*** Material supplied Section Begins ***

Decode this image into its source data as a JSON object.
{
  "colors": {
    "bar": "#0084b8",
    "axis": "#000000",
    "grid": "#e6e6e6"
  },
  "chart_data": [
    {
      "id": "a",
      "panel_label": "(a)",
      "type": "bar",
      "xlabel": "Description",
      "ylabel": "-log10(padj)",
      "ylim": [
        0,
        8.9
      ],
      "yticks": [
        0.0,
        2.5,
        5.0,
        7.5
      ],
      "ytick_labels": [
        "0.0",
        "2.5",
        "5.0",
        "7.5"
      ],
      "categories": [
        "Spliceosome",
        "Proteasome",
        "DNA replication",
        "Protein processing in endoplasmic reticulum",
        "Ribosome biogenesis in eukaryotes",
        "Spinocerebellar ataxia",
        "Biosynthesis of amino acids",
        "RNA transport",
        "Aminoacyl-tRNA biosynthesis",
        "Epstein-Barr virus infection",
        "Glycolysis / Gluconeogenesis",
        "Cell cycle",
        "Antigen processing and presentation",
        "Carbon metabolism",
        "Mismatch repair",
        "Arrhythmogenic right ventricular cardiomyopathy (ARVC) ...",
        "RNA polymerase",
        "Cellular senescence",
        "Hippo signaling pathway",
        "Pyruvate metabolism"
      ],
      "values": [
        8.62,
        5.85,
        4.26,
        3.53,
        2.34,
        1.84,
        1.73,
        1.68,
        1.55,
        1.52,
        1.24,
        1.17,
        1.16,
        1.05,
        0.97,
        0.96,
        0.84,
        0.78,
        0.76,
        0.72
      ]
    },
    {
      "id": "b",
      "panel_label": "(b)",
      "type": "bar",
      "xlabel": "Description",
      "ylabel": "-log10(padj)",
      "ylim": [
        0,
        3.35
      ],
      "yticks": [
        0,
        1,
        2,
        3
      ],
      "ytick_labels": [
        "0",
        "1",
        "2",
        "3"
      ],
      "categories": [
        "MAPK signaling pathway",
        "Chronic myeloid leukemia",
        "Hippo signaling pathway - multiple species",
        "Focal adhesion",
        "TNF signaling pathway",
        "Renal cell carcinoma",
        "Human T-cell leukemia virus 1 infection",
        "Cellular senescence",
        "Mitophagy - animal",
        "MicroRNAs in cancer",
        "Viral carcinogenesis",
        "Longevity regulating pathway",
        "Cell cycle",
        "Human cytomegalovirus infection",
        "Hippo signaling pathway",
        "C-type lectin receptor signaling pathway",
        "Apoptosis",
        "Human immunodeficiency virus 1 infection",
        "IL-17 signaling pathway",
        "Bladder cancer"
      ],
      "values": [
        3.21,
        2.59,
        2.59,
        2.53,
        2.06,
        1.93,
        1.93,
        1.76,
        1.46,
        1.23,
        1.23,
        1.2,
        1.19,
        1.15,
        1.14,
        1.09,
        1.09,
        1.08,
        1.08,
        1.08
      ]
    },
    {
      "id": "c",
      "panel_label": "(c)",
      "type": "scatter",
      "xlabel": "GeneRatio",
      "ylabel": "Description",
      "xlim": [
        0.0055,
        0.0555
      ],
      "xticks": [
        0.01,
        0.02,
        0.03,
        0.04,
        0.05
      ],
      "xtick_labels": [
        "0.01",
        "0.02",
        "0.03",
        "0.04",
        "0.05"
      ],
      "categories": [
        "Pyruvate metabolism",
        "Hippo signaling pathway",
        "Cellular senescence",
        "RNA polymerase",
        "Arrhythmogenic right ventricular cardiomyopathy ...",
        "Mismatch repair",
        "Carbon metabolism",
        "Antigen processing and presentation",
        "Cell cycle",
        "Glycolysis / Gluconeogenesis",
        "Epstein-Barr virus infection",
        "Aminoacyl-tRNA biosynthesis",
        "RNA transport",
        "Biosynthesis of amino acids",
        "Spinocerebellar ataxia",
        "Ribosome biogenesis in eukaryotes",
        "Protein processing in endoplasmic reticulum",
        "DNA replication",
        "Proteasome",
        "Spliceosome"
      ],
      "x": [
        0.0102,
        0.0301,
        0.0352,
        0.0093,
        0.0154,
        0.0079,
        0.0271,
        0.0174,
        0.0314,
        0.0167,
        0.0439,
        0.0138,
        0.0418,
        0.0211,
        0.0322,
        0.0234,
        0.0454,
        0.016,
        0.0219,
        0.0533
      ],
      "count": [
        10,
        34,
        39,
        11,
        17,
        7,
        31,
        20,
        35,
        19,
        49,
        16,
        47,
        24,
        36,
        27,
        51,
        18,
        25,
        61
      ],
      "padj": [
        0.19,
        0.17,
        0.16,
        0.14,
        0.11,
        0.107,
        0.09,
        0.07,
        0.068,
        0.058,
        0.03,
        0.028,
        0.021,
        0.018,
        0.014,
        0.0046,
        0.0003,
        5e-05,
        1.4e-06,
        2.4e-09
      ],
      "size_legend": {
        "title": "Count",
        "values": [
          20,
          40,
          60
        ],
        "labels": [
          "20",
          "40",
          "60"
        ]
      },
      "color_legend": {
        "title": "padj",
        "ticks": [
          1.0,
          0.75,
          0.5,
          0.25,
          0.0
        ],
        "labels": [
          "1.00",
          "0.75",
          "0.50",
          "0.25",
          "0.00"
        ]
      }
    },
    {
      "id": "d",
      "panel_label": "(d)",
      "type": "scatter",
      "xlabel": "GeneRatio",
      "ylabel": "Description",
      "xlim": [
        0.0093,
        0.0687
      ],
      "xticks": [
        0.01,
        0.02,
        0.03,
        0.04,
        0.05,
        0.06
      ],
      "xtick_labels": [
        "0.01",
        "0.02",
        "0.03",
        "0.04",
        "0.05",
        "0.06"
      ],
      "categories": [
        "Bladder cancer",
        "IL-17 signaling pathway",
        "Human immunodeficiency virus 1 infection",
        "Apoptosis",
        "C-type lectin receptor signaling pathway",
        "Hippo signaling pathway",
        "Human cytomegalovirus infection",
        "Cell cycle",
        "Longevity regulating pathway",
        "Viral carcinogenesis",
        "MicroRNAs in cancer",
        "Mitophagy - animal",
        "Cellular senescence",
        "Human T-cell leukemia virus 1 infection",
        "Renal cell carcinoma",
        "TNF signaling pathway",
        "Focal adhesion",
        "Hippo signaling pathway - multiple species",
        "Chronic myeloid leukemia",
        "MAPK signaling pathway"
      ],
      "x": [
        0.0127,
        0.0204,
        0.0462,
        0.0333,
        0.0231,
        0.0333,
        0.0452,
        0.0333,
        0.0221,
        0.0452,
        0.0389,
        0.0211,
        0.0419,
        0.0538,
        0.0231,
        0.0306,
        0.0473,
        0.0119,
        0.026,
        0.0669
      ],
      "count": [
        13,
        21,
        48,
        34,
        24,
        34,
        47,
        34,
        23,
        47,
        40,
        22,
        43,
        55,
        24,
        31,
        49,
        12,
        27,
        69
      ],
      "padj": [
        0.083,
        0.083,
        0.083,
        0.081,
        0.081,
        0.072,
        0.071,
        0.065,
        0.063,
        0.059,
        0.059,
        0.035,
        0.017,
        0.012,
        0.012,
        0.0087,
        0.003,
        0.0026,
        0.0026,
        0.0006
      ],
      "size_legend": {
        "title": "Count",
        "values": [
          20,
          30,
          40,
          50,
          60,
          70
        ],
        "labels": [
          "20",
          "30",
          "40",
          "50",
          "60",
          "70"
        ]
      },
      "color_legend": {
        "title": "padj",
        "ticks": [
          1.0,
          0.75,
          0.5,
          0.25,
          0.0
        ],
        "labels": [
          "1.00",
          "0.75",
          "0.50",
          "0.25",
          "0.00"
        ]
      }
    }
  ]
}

*** Material supplied Section Ends ***

Task item:
Every entry above must be copied exactly.

Task response:
Decode this image into its source data as a JSON object.
{
  "colors": {
    "bar": "#0084b8",
    "axis": "#000000",
    "grid": "#e6e6e6"
  },
  "chart_data": [
    {
      "id": "a",
      "panel_label": "(a)",
      "type": "bar",
      "xlabel": "Description",
      "ylabel": "-log10(padj)",
      "ylim": [
        0,
        8.9
      ],
      "yticks": [
        0.0,
        2.5,
        5.0,
        7.5
      ],
      "ytick_labels": [
        "0.0",
        "2.5",
        "5.0",
        "7.5"
      ],
      "categories": [
        "Spliceosome",
        "Proteasome",
        "DNA replication",
        "Protein processing in endoplasmic reticulum",
        "Ribosome biogenesis in eukaryotes",
        "Spinocerebellar ataxia",
        "Biosynthesis of amino acids",
        "RNA transport",
        "Aminoacyl-tRNA biosynthesis",
        "Epstein-Barr virus infection",
        "Glycolysis / Gluconeogenesis",
        "Cell cycle",
        "Antigen processing and presentation",
        "Carbon metabolism",
        "Mismatch repair",
        "Arrhythmogenic right ventricular cardiomyopathy (ARVC) ...",
        "RNA polymerase",
        "Cellular senescence",
        "Hippo signaling pathway",
        "Pyruvate metabolism"
      ],
      "values": [
        8.62,
        5.85,
        4.26,
        3.53,
        2.34,
        1.84,
        1.73,
        1.68,
        1.55,
        1.52,
        1.24,
        1.17,
        1.16,
        1.05,
        0.97,
        0.96,
        0.84,
        0.78,
        0.76,
        0.72
      ]
    },
    {
      "id": "b",
      "panel_label": "(b)",
      "type": "bar",
      "xlabel": "Description",
      "ylabel": "-log10(padj)",
      "ylim": [
        0,
        3.35
      ],
      "yticks": [
        0,
        1,
        2,
        3
      ],
      "ytick_labels": [
        "0",
        "1",
        "2",
        "3"
      ],
      "categories": [
        "MAPK signaling pathway",
        "Chronic myeloid leukemia",
        "Hippo signaling pathway - multiple species",
        "Focal adhesion",
        "TNF signaling pathway",
        "Renal cell carcinoma",
        "Human T-cell leukemia virus 1 infection",
        "Cellular senescence",
        "Mitophagy - animal",
        "MicroRNAs in cancer",
        "Viral carcinogenesis",
        "Longevity regulating pathway",
        "Cell cycle",
        "Human cytomegalovirus infection",
        "Hippo signaling pathway",
        "C-type lectin receptor signaling pathway",
        "Apoptosis",
        "Human immunodeficiency virus 1 infection",
        "IL-17 signaling pathway",
        "Bladder cancer"
      ],
      "values": [
        3.21,
        2.59,
        2.59,
        2.53,
        2.06,
        1.93,
        1.93,
        1.76,
        1.46,
        1.23,
        1.23,
        1.2,
        1.19,
        1.15,
        1.14,
        1.09,
        1.09,
        1.08,
        1.08,
        1.08
      ]
    },
    {
      "id": "c",
      "panel_label": "(c)",
      "type": "scatter",
      "xlabel": "GeneRatio",
      "ylabel": "Description",
      "xlim": [
        0.0055,
        0.0555
      ],
      "xticks": [
        0.01,
        0.02,
        0.03,
        0.04,
        0.05
      ],
      "xtick_labels": [
        "0.01",
        "0.02",
        "0.03",
        "0.04",
        "0.05"
      ],
      "categories": [
        "Pyruvate metabolism",
        "Hippo signaling pathway",
        "Cellular senescence",
        "RNA polymerase",
        "Arrhythmogenic right ventricular cardiomyopathy ...",
        "Mismatch repair",
        "Carbon metabolism",
        "Antigen processing and presentation",
        "Cell cycle",
        "Glycolysis / Gluconeogenesis",
        "Epstein-Barr virus infection",
        "Aminoacyl-tRNA biosynthesis",
        "RNA transport",
        "Biosynthesis of amino acids",
        "Spinocerebellar ataxia",
        "Ribosome biogenesis in eukaryotes",
        "Protein processing in endoplasmic reticulum",
        "DNA replication",
        "Proteasome",
        "Spliceosome"
      ],
      "x": [
        0.0102,
        0.0301,
        0.0352,
        0.0093,
        0.0154,
        0.0079,
        0.0271,
        0.0174,
        0.0314,
        0.0167,
        0.0439,
        0.0138,
        0.0418,
        0.0211,
        0.0322,
        0.0234,
        0.0454,
        0.016,
        0.0219,
        0.0533
      ],
      "count": [
        10,
        34,
        39,
        11,
        17,
        7,
        31,
        20,
        35,
        19,
        49,
        16,
        47,
        24,
        36,
        27,
        51,
        18,
        25,
        61
      ],
      "padj": [
        0.19,
        0.17,
        0.16,
        0.14,
        0.11,
        0.107,
        0.09,
        0.07,
        0.068,
        0.058,
        0.03,
        0.028,
        0.021,
        0.018,
        0.014,
        0.0046,
        0.0003,
        5e-05,
        1.4e-06,
        2.4e-09
      ],
      "size_legend": {
        "title": "Count",
        "values": [
          20,
          40,
          60
        ],
        "labels": [
          "20",
          "40",
          "60"
        ]
      },
      "color_legend": {
        "title": "padj",
        "ticks": [
          1.0,
          0.75,
          0.5,
          0.25,
          0.0
        ],
        "labels": [
          "1.00",
          "0.75",
          "0.50",
          "0.25",
          "0.00"
        ]
      }
    },
    {
      "id": "d",
      "panel_label": "(d)",
      "type": "scatter",
      "xlabel": "GeneRatio",
      "ylabel": "Description",
      "xlim": [
        0.0093,
        0.0687
      ],
      "xticks": [
        0.01,
        0.02,
        0.03,
        0.04,
        0.05,
        0.06
      ],
      "xtick_labels": [
        "0.01",
        "0.02",
        "0.03",
        "0.04",
        "0.05",
        "0.06"
      ],
      "categories": [
        "Bladder cancer",
        "IL-17 signaling pathway",
        "Human immunodeficiency virus 1 infection",
        "Apoptosis",
        "C-type lectin receptor signaling pathway",
        "Hippo signaling pathway",
        "Human cytomegalovirus infection",
        "Cell cycle",
        "Longevity regulating pathway",
        "Viral carcinogenesis",
        "MicroRNAs in cancer",
        "Mitophagy - animal",
        "Cellular senescence",
        "Human T-cell leukemia virus 1 infection",
        "Renal cell carcinoma",
        "TNF signaling pathway",
        "Focal adhesion",
        "Hippo signaling pathway - multiple species",
        "Chronic myeloid leukemia",
        "MAPK signaling pathway"
      ],
      "x": [
        0.0127,
        0.0204,
        0.0462,
        0.0333,
        0.0231,
        0.0333,
        0.0452,
        0.0333,
        0.0221,
        0.0452,
        0.0389,
        0.0211,
        0.0419,
        0.0538,
        0.0231,
        0.0306,
        0.0473,
        0.0119,
        0.026,
        0.0669
      ],
      "count": [
        13,
        21,
        48,
        34,
        24,
        34,
        47,
        34,
        23,
        47,
        40,
        22,
        43,
        55,
        24,
        31,
        49,
        12,
        27,
        69
      ],
      "padj": [
        0.083,
        0.083,
        0.083,
        0.081,
        0.081,
        0.072,
        0.071,
        0.065,
        0.063,
        0.059,
        0.059,
        0.035,
        0.017,
        0.012,
        0.012,
        0.0087,
        0.003,
        0.0026,
        0.0026,
        0.0006
      ],
      "size_legend": {
        "title": "Count",
        "values": [
          20,
          30,
          40,
          50,
          60,
          70
        ],
        "labels": [
          "20",
          "30",
          "40",
          "50",
          "60",
          "70"
        ]
      },
      "color_legend": {
        "title": "padj",
        "ticks": [
          1.0,
          0.75,
          0.5,
          0.25,
          0.0
        ],
        "labels": [
          "1.00",
          "0.75",
          "0.50",
          "0.25",
          "0.00"
        ]
      }
    }
  ]
}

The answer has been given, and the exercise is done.